**Goal of the exercise**
Copy every line in which the string "Прогноз" occurs.

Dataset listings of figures
^^^^

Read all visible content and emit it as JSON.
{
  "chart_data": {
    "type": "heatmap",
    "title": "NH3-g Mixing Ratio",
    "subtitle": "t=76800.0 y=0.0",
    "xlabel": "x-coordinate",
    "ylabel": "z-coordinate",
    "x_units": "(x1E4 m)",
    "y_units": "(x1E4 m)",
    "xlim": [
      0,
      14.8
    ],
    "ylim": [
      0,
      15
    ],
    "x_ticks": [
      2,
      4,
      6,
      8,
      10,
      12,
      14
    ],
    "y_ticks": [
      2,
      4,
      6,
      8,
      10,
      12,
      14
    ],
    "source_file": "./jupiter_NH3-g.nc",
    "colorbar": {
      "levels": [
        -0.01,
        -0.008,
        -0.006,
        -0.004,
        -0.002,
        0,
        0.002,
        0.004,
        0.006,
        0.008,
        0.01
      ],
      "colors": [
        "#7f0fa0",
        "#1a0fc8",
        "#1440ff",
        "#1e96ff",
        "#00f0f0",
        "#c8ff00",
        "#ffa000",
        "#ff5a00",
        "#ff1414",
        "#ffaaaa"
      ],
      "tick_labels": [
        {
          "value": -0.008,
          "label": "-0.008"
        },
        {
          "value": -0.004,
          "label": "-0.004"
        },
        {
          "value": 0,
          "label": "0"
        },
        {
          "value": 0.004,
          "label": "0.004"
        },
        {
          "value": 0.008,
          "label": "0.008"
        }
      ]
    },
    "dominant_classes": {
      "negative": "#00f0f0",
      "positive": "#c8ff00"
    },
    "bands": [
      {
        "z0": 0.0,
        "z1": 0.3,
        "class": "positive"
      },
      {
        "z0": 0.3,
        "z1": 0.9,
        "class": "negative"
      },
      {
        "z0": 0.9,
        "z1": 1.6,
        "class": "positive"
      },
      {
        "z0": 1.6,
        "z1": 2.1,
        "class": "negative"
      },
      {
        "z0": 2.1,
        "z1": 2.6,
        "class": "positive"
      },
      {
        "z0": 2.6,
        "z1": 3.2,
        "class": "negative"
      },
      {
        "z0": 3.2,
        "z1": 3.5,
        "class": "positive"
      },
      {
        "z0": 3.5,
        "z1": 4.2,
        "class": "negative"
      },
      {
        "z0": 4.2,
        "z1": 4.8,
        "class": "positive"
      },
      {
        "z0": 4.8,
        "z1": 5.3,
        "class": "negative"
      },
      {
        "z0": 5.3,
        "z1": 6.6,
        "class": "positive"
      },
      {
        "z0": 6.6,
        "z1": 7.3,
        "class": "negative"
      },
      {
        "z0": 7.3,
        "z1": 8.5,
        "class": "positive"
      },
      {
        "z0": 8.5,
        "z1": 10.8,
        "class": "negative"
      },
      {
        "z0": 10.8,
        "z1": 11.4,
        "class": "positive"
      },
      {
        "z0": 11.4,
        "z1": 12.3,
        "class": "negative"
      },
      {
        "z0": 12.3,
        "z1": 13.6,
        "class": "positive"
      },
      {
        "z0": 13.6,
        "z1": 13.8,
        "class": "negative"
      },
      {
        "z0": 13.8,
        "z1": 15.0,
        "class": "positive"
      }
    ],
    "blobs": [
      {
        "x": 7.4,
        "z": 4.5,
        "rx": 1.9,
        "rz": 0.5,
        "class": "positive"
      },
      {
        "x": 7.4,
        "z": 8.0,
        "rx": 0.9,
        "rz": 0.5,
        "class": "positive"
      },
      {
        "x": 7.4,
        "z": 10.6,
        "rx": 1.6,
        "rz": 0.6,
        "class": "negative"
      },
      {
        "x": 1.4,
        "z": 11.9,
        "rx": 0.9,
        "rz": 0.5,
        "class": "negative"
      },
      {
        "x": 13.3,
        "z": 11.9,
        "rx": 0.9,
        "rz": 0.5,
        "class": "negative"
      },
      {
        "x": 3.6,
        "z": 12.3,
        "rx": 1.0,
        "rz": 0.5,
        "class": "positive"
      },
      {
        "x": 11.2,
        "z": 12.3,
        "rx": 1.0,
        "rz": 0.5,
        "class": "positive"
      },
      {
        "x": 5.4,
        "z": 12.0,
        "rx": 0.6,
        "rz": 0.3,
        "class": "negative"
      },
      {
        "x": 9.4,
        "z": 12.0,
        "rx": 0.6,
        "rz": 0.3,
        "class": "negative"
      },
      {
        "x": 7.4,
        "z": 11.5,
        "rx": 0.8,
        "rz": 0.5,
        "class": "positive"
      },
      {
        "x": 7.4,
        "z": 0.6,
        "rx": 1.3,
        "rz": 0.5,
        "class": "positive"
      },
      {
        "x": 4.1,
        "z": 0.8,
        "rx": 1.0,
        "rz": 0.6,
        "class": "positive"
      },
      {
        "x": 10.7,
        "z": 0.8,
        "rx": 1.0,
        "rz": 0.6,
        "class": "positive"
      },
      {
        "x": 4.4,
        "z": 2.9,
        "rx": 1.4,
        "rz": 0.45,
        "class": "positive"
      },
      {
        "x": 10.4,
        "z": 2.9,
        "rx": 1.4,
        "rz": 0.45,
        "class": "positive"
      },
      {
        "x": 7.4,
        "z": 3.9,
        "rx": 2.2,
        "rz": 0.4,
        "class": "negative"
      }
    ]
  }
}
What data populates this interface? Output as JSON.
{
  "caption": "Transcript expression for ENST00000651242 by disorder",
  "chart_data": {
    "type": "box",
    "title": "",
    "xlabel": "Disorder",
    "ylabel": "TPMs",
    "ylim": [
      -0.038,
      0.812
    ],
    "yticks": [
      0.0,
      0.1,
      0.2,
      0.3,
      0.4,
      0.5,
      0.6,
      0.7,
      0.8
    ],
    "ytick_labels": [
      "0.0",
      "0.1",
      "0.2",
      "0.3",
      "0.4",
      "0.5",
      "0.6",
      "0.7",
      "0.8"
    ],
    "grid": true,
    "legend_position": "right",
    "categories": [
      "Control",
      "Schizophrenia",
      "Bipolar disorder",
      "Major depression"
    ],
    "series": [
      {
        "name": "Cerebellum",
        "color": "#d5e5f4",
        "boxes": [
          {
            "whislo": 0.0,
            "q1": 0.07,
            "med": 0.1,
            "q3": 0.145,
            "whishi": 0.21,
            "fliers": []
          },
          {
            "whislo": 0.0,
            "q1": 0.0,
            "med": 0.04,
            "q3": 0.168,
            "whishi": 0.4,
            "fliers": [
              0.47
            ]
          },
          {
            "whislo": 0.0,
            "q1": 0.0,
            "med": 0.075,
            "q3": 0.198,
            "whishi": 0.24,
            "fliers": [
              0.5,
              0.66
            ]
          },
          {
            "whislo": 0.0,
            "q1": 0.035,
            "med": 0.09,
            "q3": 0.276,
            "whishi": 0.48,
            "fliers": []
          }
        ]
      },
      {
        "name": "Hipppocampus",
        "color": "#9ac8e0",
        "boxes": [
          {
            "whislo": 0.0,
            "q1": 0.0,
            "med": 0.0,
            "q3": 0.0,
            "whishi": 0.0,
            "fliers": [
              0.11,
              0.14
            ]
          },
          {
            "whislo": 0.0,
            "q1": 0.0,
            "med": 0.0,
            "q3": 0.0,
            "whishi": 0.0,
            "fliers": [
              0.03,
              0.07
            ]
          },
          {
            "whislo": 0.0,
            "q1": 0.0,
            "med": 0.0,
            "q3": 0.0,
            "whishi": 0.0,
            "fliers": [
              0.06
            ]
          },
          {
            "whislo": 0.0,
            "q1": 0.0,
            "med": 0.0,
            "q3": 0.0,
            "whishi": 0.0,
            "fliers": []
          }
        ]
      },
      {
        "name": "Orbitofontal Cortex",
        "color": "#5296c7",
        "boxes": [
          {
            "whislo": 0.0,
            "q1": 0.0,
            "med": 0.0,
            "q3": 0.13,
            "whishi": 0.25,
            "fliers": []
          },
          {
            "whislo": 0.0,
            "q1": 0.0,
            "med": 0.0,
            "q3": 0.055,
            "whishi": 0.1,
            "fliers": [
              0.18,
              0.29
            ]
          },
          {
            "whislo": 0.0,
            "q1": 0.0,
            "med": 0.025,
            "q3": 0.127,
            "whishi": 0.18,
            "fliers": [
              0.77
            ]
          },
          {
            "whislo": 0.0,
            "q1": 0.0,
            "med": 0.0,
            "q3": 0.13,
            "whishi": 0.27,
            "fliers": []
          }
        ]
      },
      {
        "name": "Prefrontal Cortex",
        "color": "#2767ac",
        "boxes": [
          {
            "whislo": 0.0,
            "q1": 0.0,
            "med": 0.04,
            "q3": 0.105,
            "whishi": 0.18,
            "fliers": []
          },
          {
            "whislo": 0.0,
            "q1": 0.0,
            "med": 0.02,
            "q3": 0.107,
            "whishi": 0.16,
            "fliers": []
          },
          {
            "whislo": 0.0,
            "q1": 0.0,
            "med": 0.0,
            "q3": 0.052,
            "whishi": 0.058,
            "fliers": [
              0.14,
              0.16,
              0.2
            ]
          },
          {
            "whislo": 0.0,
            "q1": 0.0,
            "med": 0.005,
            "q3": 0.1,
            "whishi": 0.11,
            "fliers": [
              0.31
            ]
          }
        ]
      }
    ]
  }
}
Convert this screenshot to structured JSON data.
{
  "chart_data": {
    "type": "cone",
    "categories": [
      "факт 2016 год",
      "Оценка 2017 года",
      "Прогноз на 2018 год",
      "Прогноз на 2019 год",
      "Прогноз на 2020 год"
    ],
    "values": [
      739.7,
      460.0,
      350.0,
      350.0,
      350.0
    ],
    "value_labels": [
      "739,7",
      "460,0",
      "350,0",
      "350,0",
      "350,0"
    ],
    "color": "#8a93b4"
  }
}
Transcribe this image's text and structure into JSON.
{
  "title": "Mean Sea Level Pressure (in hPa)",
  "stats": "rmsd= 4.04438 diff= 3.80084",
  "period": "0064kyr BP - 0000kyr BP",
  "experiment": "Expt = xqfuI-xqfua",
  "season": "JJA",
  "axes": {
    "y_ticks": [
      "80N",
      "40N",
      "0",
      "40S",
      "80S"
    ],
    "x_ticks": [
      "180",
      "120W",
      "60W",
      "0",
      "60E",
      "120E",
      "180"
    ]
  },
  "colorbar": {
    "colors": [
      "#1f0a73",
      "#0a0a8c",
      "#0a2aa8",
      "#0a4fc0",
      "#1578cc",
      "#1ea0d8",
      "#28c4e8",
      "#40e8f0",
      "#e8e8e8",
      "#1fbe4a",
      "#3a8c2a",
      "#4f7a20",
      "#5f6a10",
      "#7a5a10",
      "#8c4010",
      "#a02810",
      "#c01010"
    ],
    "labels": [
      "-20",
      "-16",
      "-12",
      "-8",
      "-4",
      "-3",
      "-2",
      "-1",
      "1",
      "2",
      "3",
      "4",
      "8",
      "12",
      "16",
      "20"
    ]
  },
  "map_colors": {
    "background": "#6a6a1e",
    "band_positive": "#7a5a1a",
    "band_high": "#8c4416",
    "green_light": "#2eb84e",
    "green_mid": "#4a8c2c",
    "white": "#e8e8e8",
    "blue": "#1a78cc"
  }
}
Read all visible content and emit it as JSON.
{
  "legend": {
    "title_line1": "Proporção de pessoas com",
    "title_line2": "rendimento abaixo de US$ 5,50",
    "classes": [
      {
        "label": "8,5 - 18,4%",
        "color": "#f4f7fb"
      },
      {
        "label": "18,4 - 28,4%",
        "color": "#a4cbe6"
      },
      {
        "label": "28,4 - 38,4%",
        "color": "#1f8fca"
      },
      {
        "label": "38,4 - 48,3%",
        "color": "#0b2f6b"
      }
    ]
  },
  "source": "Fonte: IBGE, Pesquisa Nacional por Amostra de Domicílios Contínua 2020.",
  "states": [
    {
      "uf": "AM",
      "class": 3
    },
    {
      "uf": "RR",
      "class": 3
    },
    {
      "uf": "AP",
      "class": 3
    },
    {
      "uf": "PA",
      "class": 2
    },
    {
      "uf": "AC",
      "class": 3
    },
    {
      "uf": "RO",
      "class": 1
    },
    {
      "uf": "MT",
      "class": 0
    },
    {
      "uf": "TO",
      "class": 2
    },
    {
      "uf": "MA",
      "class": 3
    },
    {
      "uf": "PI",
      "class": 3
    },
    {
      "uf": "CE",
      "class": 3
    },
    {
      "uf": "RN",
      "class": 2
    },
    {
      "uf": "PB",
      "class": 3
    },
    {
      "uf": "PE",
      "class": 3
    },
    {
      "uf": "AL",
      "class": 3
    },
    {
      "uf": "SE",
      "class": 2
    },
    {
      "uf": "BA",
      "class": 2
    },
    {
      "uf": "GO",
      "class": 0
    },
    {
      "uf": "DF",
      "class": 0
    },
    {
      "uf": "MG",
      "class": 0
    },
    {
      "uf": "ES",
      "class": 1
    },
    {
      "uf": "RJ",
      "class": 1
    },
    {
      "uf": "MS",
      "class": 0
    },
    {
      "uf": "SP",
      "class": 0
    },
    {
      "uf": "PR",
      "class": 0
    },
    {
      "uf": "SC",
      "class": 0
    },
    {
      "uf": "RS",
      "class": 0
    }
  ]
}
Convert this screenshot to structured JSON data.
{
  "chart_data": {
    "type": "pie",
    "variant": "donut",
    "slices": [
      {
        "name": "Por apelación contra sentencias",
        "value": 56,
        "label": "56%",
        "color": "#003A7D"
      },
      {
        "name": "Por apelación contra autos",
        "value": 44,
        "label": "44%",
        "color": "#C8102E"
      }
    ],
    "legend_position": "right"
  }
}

^^^^

**Answer to the task**
      "Прогноз на 2018 год",
      "Прогноз на 2019 год",
      "Прогноз на 2020 год"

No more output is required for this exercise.